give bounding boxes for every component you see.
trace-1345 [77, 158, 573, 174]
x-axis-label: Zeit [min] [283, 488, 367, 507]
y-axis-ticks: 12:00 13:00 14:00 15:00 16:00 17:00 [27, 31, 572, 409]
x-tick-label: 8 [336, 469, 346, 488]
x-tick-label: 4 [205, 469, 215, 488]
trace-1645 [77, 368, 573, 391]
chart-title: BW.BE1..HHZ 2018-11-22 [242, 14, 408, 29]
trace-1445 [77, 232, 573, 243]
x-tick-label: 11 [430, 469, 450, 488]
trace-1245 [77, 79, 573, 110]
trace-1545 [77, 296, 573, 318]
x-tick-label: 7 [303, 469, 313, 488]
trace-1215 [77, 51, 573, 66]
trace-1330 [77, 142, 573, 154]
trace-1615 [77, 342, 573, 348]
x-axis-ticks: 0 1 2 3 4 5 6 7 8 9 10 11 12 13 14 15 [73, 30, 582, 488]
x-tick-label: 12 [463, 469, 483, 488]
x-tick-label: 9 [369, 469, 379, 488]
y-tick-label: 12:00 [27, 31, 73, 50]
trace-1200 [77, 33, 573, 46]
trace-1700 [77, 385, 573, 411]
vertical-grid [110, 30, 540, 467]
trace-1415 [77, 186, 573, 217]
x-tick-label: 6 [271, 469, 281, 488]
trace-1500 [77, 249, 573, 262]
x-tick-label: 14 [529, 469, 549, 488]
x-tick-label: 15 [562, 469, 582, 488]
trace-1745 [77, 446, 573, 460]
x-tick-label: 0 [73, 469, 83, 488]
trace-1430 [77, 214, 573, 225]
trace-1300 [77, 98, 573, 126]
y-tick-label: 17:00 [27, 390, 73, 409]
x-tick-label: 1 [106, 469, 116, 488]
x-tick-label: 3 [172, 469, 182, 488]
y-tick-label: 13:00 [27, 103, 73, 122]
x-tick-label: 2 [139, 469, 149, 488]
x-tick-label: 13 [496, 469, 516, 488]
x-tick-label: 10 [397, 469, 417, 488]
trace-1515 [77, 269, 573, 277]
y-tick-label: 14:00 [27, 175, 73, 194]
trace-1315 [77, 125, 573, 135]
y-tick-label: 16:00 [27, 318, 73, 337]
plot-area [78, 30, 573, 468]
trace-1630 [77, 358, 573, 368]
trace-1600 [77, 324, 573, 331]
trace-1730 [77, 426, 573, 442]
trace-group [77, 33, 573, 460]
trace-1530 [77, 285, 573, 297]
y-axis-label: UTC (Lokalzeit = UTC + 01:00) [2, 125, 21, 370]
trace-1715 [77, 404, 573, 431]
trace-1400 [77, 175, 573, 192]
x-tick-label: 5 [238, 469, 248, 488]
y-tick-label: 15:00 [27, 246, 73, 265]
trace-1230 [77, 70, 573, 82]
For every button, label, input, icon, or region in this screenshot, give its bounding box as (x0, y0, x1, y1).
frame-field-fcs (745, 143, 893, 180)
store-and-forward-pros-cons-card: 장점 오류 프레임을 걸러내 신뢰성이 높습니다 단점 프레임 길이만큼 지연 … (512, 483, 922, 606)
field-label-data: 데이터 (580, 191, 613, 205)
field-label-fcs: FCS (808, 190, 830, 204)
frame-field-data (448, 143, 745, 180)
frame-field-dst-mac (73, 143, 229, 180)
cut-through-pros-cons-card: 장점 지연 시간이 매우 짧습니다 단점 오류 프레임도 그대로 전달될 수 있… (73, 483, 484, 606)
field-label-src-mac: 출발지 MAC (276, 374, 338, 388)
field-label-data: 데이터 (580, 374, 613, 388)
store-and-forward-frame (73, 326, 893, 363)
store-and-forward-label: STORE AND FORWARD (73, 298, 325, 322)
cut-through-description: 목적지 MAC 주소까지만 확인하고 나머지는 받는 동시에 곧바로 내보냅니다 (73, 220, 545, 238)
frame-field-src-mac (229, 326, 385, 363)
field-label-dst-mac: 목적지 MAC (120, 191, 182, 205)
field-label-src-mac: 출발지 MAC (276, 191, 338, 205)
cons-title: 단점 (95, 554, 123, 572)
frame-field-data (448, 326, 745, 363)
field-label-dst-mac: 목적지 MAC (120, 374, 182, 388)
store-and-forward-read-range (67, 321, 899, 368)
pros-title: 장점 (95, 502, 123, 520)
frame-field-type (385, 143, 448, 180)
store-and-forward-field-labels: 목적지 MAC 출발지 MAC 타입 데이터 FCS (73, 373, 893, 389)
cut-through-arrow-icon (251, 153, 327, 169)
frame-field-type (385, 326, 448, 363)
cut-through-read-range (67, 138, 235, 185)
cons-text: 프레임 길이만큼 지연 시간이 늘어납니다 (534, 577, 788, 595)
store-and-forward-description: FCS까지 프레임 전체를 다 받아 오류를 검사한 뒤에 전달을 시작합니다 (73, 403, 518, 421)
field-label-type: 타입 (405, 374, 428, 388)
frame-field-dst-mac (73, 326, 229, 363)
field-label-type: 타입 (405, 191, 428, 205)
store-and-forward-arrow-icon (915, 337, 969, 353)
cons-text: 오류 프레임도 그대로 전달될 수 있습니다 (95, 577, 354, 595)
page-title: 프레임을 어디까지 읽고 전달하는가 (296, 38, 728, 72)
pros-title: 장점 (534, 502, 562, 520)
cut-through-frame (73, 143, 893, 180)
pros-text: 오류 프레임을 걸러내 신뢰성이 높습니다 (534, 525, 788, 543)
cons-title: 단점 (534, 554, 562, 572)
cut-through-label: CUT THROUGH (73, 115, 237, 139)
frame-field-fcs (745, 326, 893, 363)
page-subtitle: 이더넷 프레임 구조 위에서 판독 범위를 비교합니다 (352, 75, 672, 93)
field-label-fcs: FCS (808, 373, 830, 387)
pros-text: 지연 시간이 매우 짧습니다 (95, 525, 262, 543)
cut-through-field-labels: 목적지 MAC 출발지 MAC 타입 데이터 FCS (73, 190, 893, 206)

______

▸ **PROBLEM STATEMENT**
Return each line of the entries above that contains the string "프레임도".

▸ **RESPONSE TO THE EXERCISE**
cut-through-pros-cons-card: 장점 지연 시간이 매우 짧습니다 단점 오류 프레임도 그대로 전달될 수 있… (73, 483, 484, 606)
cons-text: 오류 프레임도 그대로 전달될 수 있습니다 (95, 577, 354, 595)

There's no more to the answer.